EXERCISE REQUIREMENTS
Separate out the lines that hold "misma".

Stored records
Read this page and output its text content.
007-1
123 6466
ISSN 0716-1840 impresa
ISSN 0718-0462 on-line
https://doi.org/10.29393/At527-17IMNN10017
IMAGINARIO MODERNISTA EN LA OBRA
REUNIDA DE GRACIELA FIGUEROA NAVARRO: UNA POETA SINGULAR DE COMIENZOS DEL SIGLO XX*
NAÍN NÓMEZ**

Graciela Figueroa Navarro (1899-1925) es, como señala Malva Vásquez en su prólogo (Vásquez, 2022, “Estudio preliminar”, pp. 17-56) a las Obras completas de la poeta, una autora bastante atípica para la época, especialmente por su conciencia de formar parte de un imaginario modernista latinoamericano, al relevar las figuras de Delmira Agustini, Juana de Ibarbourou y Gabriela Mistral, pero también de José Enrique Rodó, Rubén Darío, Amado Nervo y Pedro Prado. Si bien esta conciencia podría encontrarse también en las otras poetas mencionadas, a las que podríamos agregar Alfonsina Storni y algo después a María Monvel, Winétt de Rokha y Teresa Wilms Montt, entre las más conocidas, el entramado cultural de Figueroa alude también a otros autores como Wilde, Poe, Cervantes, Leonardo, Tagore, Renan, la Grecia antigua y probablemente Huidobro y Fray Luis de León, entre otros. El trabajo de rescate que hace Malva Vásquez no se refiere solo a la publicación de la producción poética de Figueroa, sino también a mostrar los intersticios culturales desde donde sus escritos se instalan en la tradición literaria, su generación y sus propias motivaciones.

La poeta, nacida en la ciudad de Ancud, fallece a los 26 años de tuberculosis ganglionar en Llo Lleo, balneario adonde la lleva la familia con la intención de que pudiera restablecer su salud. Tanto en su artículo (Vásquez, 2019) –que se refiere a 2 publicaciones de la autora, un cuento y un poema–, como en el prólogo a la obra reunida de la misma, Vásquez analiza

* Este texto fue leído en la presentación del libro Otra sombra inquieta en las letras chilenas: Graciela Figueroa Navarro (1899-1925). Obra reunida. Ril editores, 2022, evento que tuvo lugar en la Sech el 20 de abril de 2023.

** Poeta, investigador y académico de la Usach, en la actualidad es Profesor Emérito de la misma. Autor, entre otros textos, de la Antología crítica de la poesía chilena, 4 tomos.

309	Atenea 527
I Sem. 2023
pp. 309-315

THE RESULT
La poeta, nacida en la ciudad de Ancud, fallece a los 26 años de tuberculosis ganglionar en Llo Lleo, balneario adonde la lleva la familia con la intención de que pudiera restablecer su salud. Tanto en su artículo (Vásquez, 2019) –que se refiere a 2 publicaciones de la autora, un cuento y un poema–, como en el prólogo a la obra reunida de la misma, Vásquez analiza
** Poeta, investigador y académico de la Usach, en la actualidad es Profesor Emérito de la misma. Autor, entre otros textos, de la Antología crítica de la poesía chilena, 4 tomos.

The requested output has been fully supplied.